### Provided text:
=== Section Start ===
Flexible aggregation of compositional predictors with shared effects for microbiome association analysis
Abstract
Ongoing advancements in microbiome profiling have provided unprecedented insights into the molecular dynamics of microbial communities, sparking a surge of interest in uncovering the microbiome's critical role in human health. Identifying microbial features linked to clinical outcomes, however, remains challenging due to the high-dimensional, sparse, and compositional nature of microbiome data. Additionally, many microbial taxa, although classified as distinct, may share functional roles, complicating traditional variable selection methods. To overcome these obstacles, we introduce Bayesian Regression with Agglomerated Compositional Effects (BRACE), a novel approach using a spike-and-cluster prior combining Bernoulli activity indicators, an Ewens exchangeable partition prior on the finite active set, and a projection-based constrained Gaussian prior on cluster effects to perform data-adaptive clustering and variable selection. The methodological innovation of our work lies in how we combine the Ewens partition prior with a projection-based constrained Gaussian on the cluster atoms to enforce the sum-to-zero constraint. BRACE groups microbial taxa with similar effects on the outcome, yielding more interpretable models while enabling effective dimension reduction. Through comprehensive simulations and a real-world application examining the influence of oral microbiome composition on insulin resistance, we demonstrate BRACE's superior performance over existing methods, particularly in identifying key features with shared effects on outcomes.
=== Section End ===
### Supplied records:
=== Section Start ===
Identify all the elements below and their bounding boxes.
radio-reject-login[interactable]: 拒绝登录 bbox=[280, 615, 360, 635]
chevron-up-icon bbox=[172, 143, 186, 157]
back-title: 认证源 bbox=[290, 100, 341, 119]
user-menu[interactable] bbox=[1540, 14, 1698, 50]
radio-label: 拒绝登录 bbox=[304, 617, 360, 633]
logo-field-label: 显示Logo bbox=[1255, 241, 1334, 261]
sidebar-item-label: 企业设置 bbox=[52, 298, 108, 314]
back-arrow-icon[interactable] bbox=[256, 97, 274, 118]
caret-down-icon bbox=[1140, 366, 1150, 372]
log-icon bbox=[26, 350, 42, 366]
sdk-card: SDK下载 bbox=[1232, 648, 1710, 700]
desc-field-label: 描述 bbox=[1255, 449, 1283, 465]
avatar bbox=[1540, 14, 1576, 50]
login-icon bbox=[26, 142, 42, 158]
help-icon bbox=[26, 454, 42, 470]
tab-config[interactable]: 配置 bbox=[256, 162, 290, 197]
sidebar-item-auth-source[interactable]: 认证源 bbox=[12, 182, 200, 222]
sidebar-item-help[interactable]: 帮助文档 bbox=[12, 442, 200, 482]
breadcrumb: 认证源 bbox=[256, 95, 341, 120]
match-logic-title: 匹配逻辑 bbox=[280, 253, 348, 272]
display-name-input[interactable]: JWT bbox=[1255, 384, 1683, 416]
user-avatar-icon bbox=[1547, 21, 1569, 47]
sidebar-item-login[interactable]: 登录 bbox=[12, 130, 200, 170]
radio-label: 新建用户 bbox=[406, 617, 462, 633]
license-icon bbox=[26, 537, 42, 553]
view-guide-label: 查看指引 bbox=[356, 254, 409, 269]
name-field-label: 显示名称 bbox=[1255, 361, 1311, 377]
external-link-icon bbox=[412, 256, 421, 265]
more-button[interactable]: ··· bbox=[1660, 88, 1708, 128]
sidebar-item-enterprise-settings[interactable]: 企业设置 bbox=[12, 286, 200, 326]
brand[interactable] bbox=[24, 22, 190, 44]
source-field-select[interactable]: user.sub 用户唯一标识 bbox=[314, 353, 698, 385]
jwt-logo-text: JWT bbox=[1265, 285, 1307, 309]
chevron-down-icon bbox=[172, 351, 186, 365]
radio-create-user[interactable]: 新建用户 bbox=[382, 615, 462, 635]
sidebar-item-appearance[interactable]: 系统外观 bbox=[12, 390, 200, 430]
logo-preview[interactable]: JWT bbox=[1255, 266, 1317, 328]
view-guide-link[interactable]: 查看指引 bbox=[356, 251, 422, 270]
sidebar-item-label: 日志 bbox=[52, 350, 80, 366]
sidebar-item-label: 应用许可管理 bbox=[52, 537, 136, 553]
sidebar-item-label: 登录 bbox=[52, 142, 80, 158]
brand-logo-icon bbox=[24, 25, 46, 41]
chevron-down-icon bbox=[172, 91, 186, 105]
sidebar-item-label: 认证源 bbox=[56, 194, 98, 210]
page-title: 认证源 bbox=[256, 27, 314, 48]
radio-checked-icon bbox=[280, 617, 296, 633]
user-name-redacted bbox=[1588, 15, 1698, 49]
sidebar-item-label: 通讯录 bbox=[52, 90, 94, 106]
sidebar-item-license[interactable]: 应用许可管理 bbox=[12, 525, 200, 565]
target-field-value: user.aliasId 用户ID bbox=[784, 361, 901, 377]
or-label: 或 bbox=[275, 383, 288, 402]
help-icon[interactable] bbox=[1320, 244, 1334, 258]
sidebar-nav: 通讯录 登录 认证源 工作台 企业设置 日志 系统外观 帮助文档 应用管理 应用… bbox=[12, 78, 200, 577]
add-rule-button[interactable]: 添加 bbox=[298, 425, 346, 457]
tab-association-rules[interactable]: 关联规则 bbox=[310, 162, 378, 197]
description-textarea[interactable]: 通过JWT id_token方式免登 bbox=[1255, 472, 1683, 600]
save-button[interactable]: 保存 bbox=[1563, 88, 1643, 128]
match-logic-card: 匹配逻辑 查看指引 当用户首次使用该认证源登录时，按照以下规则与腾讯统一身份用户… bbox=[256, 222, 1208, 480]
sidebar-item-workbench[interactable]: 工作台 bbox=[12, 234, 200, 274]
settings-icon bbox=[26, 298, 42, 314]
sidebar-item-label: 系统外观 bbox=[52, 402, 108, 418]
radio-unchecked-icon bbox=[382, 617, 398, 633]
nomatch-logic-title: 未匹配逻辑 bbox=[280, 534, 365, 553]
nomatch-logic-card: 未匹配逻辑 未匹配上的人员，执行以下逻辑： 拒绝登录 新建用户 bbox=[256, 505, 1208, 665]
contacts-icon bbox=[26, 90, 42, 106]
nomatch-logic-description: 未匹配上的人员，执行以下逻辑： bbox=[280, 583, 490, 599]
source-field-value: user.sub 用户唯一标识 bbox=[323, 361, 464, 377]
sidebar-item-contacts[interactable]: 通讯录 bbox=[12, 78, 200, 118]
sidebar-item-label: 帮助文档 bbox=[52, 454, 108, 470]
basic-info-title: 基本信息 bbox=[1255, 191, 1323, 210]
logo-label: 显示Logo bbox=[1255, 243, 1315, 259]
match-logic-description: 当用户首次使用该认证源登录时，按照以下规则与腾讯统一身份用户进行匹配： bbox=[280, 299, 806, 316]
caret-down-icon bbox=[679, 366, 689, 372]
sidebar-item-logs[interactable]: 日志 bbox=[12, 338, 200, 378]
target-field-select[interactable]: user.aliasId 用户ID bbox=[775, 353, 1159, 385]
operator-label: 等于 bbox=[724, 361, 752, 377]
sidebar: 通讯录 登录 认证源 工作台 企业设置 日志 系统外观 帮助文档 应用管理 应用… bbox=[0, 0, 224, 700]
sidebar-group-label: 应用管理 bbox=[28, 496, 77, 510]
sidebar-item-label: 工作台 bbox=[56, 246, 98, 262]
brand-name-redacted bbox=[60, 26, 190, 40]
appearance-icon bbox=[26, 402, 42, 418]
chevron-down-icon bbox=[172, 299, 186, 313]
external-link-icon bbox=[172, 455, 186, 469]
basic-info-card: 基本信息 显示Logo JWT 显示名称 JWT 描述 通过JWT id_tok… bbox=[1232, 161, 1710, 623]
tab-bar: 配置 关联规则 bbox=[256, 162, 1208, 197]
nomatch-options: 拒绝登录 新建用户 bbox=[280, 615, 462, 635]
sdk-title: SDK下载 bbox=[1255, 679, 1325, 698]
=== Section End ===
### What you are asked to do:
Using the microbiome abstract, explain in one to three sentences why identifying microbial features linked to clinical outcomes is difficult.

### Written solution:
It is difficult because microbiome data are high-dimensional, sparse, and compositional. Many microbial taxa are also classified as distinct but may share functional roles, and this complicates traditional variable selection methods.